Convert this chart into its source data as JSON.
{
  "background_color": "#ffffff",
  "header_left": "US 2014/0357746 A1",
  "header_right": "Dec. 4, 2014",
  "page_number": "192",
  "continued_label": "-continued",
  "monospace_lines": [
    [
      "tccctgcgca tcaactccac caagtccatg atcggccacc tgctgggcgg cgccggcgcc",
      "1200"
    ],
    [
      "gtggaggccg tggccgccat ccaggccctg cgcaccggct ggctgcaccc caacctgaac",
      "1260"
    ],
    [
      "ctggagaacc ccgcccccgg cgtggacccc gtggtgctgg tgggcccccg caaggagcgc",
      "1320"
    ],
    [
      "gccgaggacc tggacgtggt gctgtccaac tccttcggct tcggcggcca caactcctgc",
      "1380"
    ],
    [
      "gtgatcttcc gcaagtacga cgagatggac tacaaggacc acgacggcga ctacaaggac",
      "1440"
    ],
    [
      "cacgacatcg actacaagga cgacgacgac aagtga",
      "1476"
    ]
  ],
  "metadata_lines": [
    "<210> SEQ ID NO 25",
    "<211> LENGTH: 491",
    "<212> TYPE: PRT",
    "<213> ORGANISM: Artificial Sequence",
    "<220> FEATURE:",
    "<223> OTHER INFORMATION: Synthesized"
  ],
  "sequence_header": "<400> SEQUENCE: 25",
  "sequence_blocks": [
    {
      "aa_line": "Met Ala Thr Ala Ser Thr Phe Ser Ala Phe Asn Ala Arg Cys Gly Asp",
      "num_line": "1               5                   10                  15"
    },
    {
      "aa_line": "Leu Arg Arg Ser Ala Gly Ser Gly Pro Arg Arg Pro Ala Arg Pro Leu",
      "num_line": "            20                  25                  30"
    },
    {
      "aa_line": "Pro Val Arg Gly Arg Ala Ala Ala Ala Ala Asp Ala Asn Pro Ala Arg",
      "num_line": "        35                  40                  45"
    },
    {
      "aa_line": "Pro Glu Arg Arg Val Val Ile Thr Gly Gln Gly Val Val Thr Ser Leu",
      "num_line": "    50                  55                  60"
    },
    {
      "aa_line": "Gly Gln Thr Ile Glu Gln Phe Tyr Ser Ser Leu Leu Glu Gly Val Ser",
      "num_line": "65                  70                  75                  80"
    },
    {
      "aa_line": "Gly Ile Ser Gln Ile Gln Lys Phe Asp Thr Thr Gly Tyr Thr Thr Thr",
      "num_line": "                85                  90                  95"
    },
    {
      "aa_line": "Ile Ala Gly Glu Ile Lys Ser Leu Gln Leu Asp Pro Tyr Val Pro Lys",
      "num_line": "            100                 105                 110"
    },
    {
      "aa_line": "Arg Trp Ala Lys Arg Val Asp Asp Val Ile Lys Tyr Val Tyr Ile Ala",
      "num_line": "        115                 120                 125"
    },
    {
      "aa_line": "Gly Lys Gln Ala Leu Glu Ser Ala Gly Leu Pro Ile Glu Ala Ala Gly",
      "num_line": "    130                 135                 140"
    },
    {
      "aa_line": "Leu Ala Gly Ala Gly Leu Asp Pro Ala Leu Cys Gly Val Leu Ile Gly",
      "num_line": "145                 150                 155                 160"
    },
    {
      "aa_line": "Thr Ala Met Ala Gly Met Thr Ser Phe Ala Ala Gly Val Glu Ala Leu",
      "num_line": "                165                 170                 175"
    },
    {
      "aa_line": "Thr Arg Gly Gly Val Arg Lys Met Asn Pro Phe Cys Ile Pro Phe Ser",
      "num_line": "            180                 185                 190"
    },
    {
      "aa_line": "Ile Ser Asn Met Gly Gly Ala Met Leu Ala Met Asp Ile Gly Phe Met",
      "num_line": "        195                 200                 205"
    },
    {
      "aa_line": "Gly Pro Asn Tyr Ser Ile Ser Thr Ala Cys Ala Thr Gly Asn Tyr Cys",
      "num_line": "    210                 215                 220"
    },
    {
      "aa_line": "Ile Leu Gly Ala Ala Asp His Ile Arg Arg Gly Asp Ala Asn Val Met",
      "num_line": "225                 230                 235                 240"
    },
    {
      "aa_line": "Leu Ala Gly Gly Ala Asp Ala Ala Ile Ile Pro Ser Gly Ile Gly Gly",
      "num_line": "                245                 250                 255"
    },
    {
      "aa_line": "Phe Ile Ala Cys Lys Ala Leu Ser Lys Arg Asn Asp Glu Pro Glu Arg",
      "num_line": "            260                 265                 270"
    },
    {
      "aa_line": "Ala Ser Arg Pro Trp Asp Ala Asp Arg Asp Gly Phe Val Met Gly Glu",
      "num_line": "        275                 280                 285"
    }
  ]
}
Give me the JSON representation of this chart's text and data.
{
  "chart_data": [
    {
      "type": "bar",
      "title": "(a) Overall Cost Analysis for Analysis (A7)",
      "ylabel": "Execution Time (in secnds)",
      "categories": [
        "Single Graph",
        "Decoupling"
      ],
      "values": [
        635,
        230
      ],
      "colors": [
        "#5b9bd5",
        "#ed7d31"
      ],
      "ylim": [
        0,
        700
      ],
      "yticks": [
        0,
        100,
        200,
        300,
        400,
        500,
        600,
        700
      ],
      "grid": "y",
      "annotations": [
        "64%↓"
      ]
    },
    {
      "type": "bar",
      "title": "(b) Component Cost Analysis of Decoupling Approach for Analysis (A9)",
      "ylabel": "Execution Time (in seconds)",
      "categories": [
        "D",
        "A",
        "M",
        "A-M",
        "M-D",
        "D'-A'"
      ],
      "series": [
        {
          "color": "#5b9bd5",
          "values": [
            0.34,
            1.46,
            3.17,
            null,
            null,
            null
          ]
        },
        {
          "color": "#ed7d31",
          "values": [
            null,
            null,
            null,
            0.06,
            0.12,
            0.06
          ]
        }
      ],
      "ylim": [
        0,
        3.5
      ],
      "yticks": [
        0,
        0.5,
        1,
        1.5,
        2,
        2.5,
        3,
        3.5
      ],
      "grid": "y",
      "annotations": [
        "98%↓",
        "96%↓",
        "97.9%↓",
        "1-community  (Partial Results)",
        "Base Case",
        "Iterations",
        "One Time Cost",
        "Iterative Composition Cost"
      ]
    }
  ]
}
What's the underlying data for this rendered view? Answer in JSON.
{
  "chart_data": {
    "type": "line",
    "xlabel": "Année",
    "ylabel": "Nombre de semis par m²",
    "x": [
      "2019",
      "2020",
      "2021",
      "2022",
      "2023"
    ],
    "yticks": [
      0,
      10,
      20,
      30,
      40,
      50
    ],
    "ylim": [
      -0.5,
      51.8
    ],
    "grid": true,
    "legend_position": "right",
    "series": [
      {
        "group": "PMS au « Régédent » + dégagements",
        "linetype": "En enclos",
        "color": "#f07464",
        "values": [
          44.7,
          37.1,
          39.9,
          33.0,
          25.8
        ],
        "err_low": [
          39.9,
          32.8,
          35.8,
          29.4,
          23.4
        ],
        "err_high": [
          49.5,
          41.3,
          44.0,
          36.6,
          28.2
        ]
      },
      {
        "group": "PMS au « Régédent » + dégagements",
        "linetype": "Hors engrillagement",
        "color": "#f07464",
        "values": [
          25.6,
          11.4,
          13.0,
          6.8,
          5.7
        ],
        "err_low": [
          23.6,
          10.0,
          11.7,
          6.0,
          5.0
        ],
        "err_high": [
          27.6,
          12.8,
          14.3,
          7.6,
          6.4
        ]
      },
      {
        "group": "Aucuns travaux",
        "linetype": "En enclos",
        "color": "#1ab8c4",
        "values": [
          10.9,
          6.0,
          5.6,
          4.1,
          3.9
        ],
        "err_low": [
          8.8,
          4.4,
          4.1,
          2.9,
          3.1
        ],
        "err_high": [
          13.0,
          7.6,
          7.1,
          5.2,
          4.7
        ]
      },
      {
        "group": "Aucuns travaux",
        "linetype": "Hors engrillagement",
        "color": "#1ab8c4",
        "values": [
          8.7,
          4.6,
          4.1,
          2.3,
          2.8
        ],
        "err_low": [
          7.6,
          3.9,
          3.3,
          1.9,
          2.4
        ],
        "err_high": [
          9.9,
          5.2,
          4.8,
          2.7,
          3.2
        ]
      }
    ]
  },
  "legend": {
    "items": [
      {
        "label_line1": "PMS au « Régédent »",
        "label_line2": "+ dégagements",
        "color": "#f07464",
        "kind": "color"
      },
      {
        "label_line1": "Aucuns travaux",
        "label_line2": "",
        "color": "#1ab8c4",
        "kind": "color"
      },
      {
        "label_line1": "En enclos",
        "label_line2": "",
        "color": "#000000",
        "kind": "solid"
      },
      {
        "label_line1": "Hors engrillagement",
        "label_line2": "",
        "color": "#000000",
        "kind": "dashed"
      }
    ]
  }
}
◆ ◆ ◆ ◆ ◆ ◆ ◆
» TASK BRIEF
In the entries above, locate every line with the word "ylabel" and copy it.

» REPLY
      "ylabel": "Execution Time (in secnds)",
      "ylabel": "Execution Time (in seconds)",
    "ylabel": "Nombre de semis par m²",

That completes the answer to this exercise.